Texte extrait:

########

Commençons par parler de la façon dont le développement de la Nintendo DSi a débuté. C’est vous, Kuwahara-san, qui avez commencé à travailler sur ce projet, n’est-ce pas ?
Oui. Je m’appelle Masato Kuwahara et je travaille au service de l'ingénierie et du développement (DED). Tout a commencé vers la fin de l’année 2006, lorsque mon responsable m’a fait travailler sur une nouvelle DS en me demandant de mettre au point une proposition pour la fin décembre, présentant brièvement le type de système que nous voulions créer.
Vous n'aviez pas beaucoup de temps.
Ça, c’est sûr ! Et il nous fallait élaborer la plupart des spécifications de la puce interne avant février 2007. Nous avons dû avancer à un rythme incroyable. De la planification à la définition des spécifications, nous sommes allés d’une chose à une autre sans faire de pause. C'était assez intense.
Pendant cette période, aviez-vous une préoccupation ou un objectif particulier en tête ?
Ce qui était difficile, c’était de développer le projet tout en gardant présent à l’esprit la façon dont il serait vendu. Ce que je veux dire, c’est que ne s’agissant pas d’un périphérique complètement nouveau, on ne pouvait prévoir de sortir simultanément plusieurs gros titres avec la console.
Parce qu’il ne s’agit pas d’une plateforme entièrement nouvelle. C’est la troisième console de la gamme Nintendo DS.
Tout à fait. Donc, en deux mots, nous devons pouvoir vendre la console toute seule. Elle doit aussi pouvoir se mêler au marché DS existant.
Tout à fait.
Cela a suscité un peu de frustration chez moi. Je ne pouvais pas avancer au maximum de mes capacités, mais si je n’avançais pas, il n’y aurait pas de nouveauté. C’était un vrai dilemme.
En d’autres termes, vous vous seriez senti plus libre si vous aviez pu faire abstraction des précédents technologiques et du marché existant pour la DS. Mais puisque vous deviez vous restreindre à la plateforme DS, ça a été très difficile de trouver comment faire preuve d’innovation dans le cadre imparti.
Oui.
En dépit de ces restrictions, par rapport à la DS Lite, la DSi présente un assez grand nombre de nouveautés. Vous souvenez-vous de la première sur laquelle vous vous soyez arrêtés ?
Voyons... La première grosse nouveauté a été les appareils photo numériques. Cela avait du sens de commencer par là puisque cette nouveauté influerait sur la façon de jouer et qu’elle serait aisée à comprendre.

########

(Un bloc de données)
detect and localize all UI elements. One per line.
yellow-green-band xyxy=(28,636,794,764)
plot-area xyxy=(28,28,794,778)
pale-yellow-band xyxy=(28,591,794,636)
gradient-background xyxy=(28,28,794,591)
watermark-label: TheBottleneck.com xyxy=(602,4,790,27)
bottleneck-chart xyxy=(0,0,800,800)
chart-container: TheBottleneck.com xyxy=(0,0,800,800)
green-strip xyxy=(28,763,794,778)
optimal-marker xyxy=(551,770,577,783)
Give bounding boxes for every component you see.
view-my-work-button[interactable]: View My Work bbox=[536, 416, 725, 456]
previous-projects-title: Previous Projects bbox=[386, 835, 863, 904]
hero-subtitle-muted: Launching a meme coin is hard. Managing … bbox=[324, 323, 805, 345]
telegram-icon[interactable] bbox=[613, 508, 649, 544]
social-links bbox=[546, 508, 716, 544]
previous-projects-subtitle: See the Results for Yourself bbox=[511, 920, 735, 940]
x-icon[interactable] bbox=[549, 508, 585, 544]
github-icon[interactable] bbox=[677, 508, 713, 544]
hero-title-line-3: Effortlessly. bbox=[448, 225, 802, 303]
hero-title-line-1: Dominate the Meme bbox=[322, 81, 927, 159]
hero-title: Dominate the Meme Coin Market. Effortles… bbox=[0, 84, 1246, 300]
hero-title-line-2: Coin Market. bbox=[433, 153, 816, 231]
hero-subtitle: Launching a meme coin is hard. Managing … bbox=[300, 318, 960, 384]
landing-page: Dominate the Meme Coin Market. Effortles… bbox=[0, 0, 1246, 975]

########

Exercice rédactionnel: Poursuivez l'entretien sur le développement de la Nintendo DSi à partir de sa dernière réplique.

Résultat attendu:
Au départ, l’écran tactile de la DS représentait son toucher et la prise microphone ses oreilles. Je me souviens du moment où j’ai entendu quelqu’un dire, assez tôt dans le projet, que nous devions donner des yeux à la console. Il y en a donc deux – un sur la coque externe et un à l'intérieur, lorsqu’on ouvre la console . Pouvez-vous me donner la raison ou le contexte de cette configuration ?
Pour faire simple, un appareil photo numérique est placé à l’extérieur pour prendre des photos d'objets ou de personnes, comme on le ferait avec un appareil photo numérique classique. L’appareil photo numérique intérieur permet de vous prendre vous-même en photo lorsque vous jouez. C’est la raison pour laquelle il y en a deux. Au tout début, nous pensions qu’il était inutile d’en avoir deux – qu’il était suffisant d’en avoir un que l’on pouvait faire pivoter – mais l’intégration au corps de la console d’un nouveau mécanisme de pivot aurait eu pour effet d’accroître le coût du seul fait de cet élément ainsi que la taille globale de la console. C’est pourquoi nous avons finalement décidé que, dans l’ensemble, il était préférable d’avoir deux appareils photo numériques.
La question de la durabilité s'est également posée. Nous avons discuté du fait qu’un mécanisme de pivot pourrait plus facilement se casser, ce qui allait à l’encontre de notre but. Le simple fait d’utiliser un mécanisme de pivot pour l’appareil photo numérique, comme on peut le voir dans les téléphones portables, n’aurait pas satisfait aux normes de qualité de Nintendo.
C’est vrai.
Comment avez-vous décidé du nombre de pixels ?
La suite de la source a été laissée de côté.